[[ SUPPLIED PASSAGE, beginning ]]

Government wants patient partnership to be integral part of NHS

Gisela Stuart 1
PMCID: PMC1116626  PMID: 10488034

Editor—I am delighted that this edition of the BMJ focuses on the issues of patient and public participation in health care. This government is strongly committed to the principles of partnership between the NHS, its patients, their carers, and the public. Its policies will be clearly stated this month in a new document Patient and Public Involvement in the New NHS.

This new document sets out the action which the NHS Executive is taking to ensure that patient partnership is central to its work, and what the government expects the NHS and other bodies to do to make working in partnership a reality. It builds on the well established themes of the patient partnership strategy to:

  • Promote patients’ participation in their own care as active partners with professionals

  • Enable patients to become informed about their treatment and care and to make informed decisions and choices about it if they wish

  • Involve patients and carers in improving service quality, and

  • Involve the public as citizens in health and health service decision making processes.1

The document will be followed up in the autumn by publication of plans for a new NHS charter, which will have effective partnership working as a key theme.

[[ SUPPLIED PASSAGE, end ]]

§ ACTIVITY 1
According to the letter on patient partnership in the NHS, what will be published in the autumn?
§ ACTIVITY 2
Continue the letter on patient partnership in the NHS from its last sentence.

[[ DATA SECTION, beginning ]]

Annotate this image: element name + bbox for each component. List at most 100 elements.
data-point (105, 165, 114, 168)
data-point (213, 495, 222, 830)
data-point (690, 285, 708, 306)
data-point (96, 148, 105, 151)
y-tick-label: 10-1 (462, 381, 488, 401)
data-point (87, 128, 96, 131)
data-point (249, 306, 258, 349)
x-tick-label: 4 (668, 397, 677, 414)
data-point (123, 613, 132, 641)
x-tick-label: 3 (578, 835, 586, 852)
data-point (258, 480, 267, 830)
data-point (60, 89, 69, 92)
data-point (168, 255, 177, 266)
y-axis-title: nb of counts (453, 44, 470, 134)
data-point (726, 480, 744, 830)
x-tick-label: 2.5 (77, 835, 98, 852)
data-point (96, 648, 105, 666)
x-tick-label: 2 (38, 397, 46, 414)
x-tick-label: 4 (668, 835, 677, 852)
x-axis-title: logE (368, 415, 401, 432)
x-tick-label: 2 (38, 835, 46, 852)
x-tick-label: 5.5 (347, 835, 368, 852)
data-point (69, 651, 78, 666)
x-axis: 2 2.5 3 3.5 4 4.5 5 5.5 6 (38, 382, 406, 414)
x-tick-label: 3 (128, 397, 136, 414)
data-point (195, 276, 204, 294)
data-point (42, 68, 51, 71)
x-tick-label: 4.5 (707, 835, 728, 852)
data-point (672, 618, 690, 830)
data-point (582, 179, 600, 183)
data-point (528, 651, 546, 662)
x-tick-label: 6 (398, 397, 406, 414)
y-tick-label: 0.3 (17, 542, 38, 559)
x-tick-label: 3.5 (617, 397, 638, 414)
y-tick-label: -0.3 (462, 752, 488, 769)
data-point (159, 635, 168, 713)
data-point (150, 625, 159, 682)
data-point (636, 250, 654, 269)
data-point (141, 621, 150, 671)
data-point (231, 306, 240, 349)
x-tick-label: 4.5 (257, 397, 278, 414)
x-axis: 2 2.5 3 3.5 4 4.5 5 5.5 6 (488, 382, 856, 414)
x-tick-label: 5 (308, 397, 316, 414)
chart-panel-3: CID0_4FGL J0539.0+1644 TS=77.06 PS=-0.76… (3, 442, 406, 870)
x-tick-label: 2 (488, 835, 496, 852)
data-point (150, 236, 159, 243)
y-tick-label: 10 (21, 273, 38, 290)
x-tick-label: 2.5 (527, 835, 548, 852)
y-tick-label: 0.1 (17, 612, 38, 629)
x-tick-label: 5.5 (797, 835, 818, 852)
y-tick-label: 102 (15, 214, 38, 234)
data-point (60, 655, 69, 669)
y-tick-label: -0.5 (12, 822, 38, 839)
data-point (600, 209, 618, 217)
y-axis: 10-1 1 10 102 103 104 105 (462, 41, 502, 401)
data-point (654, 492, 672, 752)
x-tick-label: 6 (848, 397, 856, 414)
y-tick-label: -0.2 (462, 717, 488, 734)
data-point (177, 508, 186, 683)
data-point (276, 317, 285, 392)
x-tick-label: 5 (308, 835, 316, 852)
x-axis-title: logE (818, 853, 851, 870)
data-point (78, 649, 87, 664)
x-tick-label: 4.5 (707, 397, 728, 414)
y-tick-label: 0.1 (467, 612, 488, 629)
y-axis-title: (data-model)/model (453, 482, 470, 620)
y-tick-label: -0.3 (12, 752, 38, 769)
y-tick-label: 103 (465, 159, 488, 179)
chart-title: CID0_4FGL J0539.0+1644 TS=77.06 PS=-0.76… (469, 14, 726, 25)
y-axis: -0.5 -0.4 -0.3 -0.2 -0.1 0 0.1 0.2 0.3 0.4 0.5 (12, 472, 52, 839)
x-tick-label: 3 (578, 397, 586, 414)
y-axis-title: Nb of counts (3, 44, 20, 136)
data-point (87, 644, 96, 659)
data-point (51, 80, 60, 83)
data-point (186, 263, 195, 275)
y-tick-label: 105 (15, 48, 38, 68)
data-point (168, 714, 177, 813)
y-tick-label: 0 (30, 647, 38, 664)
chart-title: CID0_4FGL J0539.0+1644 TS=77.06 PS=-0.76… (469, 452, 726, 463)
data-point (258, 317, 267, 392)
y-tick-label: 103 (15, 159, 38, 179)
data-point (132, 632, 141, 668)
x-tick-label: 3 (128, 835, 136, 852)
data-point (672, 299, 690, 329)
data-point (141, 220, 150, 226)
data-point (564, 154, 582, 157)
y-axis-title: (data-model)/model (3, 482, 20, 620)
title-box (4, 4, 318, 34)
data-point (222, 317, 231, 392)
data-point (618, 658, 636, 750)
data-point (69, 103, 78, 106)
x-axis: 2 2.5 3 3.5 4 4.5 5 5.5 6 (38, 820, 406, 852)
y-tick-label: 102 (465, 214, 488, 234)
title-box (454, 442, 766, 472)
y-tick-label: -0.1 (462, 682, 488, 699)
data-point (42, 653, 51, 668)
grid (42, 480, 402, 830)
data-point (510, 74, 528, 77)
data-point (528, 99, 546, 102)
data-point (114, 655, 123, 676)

[[ DATA SECTION, end ]]

§ RESULT 1
Plans for a new NHS charter, with effective partnership working as a key theme.

§ RESULT 2
People’s expectations of the NHS are changing. It is now no longer enough for clinicians to decide which course of treatment is best for patients and provide care accordingly. Increasingly, patients want to know more about their illness or condition and the different treatment options available so that they can make informed choices about their own care.

These principles of involving patients as individuals and citizens are important not just from the point of view of openness and accountability. Working effectively in partnership has major potential benefits for health and health care, including:

  • Reductions in health inequality

  • Better outcomes of individual care and better health for the population

  • Better quality and more locally responsive services

  • Greater local ownership of health services

  • A better understanding by all concerned of why and how local services need to be changed and developed.

The government wants to see patient partnership become integral to the work of every part of the NHS—health authorities, NHS trusts, primary care groups and trusts, and general practices—and also within the NHS Executive centrally. Responding positively to this ambition and involving patients as equal partners are undoubtedly key challenges facing the professions and indeed the NHS as a whole as we move into the new millennium.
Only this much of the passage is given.